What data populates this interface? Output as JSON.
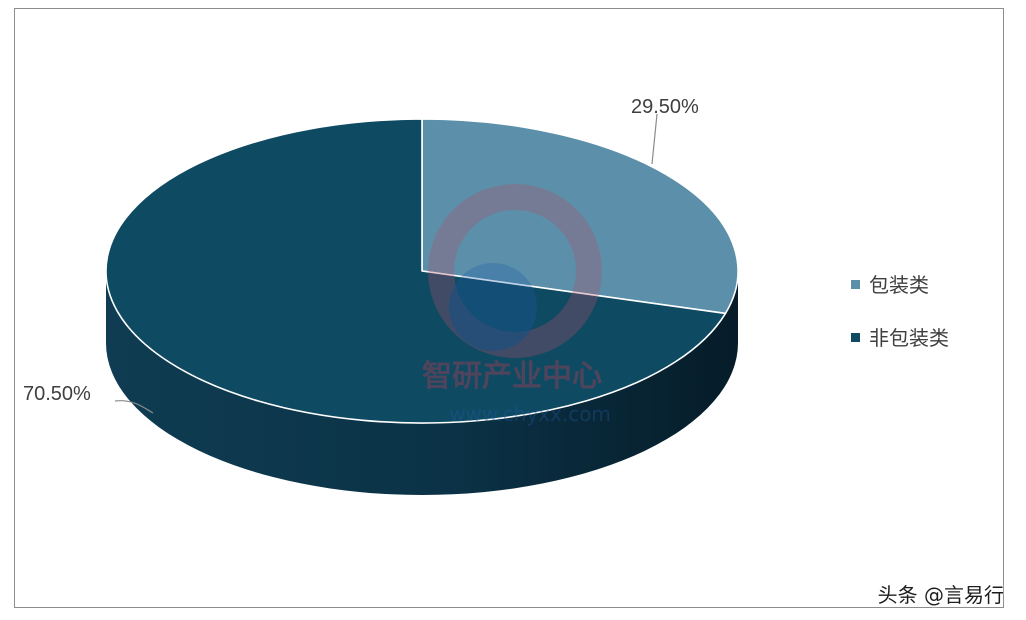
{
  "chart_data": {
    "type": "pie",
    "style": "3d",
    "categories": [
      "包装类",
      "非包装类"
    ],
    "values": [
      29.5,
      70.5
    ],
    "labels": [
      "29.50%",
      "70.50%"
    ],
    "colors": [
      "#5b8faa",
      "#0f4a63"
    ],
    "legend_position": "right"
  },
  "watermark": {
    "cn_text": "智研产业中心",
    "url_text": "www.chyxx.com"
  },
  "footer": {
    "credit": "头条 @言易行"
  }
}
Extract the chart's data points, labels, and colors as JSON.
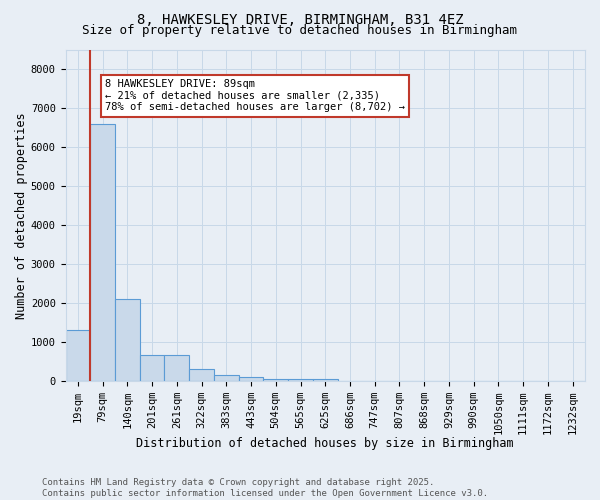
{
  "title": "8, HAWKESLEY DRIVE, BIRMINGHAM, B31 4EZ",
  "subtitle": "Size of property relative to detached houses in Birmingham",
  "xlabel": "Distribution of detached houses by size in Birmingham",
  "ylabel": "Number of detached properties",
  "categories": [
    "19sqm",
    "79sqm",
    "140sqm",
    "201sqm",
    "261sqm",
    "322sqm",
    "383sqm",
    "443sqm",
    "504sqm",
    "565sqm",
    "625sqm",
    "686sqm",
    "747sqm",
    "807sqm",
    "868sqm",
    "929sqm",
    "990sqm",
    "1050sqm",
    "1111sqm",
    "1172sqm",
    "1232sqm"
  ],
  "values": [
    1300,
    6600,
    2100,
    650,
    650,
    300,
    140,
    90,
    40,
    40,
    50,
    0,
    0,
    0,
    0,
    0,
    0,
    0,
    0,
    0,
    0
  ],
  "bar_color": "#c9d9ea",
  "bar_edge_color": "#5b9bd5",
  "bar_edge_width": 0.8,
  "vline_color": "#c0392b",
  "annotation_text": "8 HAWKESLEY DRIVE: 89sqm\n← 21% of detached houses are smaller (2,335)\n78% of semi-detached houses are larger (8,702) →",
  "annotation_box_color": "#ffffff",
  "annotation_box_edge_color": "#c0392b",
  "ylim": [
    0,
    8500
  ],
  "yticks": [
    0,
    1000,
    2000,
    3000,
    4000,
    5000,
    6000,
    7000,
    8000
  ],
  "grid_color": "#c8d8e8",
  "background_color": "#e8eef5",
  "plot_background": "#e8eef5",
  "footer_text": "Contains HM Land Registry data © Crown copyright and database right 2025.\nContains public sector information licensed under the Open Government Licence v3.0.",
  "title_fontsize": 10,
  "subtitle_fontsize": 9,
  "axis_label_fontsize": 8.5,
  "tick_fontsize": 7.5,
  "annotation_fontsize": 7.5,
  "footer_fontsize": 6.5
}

++++++++

*Work required*. Each line that has the word "JSON" should be copied.

*Output below*.
What data populates this interface? Output as JSON.
Extract the chart's data points, labels, and colors as JSON.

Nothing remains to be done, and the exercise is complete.